- The problem
Determine how many lines contain the string "title", then reply with that figure only.

- Records about charts and figures
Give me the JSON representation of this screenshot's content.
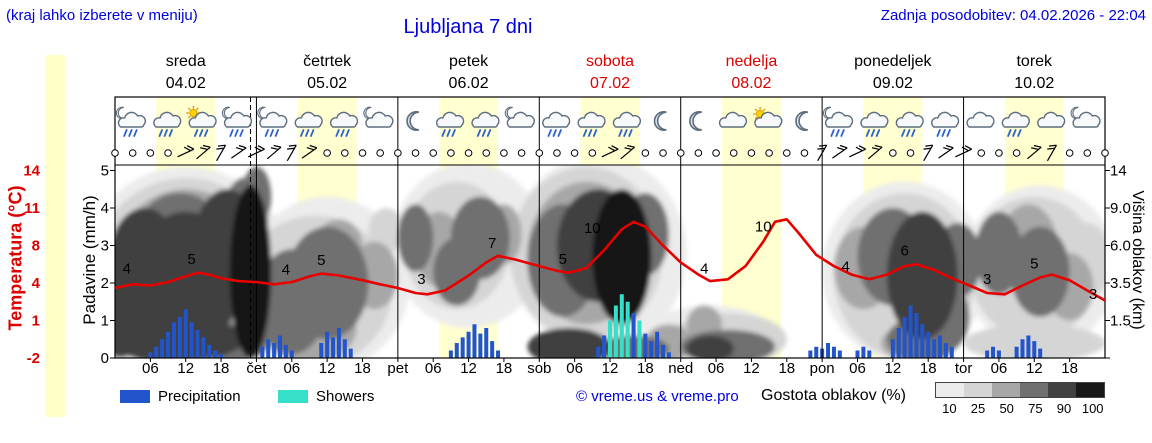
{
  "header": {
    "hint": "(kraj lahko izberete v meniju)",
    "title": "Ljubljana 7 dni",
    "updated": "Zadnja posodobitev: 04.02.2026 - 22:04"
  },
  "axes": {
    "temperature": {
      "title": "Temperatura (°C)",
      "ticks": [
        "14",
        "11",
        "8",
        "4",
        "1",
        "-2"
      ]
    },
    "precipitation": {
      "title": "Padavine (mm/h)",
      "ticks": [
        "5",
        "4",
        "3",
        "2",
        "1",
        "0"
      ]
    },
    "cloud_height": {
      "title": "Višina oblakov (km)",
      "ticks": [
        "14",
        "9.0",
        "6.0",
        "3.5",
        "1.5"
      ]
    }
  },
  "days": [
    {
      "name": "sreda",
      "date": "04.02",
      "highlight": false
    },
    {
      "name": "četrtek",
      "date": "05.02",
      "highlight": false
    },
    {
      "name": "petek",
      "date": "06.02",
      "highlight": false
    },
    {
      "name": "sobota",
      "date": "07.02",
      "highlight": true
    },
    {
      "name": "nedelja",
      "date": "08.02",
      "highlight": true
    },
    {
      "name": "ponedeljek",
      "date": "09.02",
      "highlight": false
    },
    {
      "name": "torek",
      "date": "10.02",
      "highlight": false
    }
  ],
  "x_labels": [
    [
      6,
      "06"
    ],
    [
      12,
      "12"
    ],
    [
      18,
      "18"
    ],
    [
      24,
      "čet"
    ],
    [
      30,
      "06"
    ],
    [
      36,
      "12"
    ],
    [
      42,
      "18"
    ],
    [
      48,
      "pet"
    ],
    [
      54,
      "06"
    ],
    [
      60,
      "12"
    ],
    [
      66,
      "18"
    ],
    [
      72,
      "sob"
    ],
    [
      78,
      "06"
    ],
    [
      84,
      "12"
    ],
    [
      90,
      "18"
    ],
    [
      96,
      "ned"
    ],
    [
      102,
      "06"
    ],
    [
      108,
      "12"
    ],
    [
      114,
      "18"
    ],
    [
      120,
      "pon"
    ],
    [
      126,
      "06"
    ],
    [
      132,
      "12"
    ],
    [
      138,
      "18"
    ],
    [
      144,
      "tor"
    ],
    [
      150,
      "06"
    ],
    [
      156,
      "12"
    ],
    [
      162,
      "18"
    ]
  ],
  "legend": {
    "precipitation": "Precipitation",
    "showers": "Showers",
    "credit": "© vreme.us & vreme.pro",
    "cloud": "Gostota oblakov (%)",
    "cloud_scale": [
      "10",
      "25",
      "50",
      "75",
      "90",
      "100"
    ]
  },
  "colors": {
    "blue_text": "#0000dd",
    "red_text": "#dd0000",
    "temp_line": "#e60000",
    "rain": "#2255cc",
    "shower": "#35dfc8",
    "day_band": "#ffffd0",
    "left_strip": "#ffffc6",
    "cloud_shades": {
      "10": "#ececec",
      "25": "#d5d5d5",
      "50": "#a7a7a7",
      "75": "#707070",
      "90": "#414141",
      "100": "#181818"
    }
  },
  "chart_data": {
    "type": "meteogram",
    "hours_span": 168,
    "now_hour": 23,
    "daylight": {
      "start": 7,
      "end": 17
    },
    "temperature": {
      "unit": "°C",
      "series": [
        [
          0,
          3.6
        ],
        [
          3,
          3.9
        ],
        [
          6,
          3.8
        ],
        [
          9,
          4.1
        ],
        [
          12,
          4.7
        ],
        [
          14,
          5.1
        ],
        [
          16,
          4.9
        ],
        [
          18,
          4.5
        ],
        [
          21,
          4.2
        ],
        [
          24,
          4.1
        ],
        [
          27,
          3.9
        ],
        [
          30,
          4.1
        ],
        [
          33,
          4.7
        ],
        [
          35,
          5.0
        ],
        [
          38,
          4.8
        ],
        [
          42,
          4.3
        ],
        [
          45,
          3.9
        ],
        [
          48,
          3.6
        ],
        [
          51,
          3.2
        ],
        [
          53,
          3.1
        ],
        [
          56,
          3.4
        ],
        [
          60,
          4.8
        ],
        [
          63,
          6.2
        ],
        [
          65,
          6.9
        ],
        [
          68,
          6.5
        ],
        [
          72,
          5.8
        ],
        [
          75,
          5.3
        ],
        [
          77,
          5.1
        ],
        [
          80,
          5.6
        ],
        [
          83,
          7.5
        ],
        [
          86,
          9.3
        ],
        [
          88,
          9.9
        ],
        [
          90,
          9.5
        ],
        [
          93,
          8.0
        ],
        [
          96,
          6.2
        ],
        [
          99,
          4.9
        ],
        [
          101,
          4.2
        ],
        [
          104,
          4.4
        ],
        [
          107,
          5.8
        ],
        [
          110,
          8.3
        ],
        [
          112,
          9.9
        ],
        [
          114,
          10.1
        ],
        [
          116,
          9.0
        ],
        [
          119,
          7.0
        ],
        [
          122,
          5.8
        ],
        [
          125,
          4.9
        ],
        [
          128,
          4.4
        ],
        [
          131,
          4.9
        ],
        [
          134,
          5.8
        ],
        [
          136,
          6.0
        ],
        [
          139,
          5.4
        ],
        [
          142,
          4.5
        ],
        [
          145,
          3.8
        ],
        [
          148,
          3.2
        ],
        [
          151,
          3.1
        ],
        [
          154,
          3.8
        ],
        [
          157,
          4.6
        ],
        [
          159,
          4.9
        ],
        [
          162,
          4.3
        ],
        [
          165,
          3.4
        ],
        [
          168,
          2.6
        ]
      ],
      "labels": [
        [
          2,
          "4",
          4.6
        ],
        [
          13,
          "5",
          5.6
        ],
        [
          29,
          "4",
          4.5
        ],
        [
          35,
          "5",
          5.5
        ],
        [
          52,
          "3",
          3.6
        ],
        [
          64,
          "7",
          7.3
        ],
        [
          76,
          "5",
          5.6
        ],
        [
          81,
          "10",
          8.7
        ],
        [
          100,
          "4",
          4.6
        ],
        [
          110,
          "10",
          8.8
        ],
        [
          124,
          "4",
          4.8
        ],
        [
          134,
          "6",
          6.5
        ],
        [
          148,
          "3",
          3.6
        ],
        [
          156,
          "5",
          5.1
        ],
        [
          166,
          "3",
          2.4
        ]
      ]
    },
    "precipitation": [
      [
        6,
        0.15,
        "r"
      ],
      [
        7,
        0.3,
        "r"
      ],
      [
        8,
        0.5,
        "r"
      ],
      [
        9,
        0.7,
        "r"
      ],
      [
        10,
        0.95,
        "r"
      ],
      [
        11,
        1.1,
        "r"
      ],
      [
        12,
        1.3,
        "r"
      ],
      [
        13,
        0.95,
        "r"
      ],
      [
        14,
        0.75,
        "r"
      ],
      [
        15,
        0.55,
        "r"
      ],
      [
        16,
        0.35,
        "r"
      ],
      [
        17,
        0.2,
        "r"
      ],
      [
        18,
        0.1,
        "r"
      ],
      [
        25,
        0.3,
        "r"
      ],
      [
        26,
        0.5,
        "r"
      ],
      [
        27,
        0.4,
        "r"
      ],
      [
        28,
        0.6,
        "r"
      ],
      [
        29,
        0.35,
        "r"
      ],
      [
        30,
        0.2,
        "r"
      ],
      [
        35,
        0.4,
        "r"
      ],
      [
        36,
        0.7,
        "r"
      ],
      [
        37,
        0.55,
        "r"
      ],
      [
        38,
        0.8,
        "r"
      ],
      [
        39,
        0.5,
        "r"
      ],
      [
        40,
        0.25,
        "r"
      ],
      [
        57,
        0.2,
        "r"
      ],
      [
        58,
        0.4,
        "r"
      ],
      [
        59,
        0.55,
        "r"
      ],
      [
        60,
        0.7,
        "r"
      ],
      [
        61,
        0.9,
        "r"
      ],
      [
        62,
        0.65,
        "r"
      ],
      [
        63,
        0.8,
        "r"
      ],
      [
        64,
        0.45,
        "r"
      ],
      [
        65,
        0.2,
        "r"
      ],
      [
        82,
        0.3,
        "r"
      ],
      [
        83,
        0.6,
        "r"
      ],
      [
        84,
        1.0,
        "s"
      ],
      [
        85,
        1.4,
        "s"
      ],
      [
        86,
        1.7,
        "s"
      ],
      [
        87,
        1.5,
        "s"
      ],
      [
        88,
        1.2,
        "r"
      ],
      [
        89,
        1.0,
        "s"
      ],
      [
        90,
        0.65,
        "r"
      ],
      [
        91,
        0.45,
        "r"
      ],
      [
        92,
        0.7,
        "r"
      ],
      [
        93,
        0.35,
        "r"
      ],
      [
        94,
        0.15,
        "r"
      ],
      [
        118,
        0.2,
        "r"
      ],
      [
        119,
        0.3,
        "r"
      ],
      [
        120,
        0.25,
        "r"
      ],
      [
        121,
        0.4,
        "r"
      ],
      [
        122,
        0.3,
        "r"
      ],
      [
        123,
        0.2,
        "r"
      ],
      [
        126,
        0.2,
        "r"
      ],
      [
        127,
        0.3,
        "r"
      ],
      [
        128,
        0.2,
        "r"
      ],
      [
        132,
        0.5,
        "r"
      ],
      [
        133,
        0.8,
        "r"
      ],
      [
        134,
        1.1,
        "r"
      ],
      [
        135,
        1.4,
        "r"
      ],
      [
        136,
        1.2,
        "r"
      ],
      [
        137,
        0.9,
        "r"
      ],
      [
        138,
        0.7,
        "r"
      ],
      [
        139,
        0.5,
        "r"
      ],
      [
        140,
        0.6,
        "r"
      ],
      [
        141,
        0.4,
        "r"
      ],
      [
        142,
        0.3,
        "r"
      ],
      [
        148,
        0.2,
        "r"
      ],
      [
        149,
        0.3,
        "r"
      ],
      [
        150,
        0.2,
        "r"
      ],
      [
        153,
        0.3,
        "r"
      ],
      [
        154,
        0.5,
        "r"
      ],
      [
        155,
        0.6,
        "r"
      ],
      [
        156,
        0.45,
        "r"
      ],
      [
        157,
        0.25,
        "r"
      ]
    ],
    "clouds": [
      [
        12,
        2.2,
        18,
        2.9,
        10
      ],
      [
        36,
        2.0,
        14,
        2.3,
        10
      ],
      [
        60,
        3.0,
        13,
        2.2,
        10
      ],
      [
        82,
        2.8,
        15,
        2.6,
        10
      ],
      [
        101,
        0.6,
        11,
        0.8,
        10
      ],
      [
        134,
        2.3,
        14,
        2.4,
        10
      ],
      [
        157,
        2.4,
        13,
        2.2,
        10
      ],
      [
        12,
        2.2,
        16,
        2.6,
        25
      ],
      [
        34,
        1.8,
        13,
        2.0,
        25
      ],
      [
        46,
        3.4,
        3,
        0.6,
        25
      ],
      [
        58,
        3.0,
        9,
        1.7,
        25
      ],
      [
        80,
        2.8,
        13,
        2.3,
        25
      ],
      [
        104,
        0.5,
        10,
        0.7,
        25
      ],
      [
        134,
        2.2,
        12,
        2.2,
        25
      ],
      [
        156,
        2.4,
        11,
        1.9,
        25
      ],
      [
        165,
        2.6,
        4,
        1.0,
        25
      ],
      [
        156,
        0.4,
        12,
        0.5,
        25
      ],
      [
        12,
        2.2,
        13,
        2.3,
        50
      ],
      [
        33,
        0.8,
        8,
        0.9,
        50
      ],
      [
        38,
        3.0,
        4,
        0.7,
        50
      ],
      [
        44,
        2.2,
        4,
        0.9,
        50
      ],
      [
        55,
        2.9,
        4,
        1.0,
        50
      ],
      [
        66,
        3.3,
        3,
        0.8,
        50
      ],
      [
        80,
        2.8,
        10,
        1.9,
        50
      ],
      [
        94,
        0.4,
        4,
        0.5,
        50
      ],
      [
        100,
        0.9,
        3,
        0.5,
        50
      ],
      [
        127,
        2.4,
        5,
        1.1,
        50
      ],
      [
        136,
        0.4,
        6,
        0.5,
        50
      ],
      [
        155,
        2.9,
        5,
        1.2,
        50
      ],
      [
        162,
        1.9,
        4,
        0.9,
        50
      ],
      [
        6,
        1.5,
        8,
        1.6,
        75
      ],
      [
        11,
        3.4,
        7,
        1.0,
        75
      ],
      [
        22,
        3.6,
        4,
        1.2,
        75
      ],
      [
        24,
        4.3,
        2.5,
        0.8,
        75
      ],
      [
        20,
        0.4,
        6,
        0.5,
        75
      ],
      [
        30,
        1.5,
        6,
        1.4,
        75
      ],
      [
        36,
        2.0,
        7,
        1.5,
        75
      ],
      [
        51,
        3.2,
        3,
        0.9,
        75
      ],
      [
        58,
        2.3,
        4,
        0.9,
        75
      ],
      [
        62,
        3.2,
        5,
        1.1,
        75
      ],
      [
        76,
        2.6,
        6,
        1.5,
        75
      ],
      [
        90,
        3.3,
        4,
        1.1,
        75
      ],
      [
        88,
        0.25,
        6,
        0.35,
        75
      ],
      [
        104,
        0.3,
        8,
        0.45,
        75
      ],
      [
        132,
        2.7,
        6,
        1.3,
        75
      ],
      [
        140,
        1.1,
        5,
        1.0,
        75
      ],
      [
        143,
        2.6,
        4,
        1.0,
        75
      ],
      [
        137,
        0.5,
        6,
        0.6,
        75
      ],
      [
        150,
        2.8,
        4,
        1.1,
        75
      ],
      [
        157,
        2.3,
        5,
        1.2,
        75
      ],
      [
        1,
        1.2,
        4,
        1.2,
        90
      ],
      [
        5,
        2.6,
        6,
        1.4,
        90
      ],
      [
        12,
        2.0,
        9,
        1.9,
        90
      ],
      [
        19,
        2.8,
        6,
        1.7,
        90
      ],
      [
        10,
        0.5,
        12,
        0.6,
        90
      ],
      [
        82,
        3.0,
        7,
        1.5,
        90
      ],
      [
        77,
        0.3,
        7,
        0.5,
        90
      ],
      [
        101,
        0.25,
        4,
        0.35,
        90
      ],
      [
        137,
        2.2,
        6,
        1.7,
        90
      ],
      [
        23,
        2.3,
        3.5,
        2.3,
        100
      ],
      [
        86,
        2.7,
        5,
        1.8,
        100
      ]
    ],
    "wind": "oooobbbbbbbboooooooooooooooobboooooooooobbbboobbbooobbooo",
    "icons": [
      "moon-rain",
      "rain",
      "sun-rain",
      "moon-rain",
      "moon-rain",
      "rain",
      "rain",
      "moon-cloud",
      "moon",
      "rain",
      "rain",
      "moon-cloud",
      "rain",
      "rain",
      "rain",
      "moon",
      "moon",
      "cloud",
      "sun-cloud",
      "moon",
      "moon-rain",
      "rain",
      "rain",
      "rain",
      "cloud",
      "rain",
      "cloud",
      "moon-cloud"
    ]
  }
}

- Correct result
4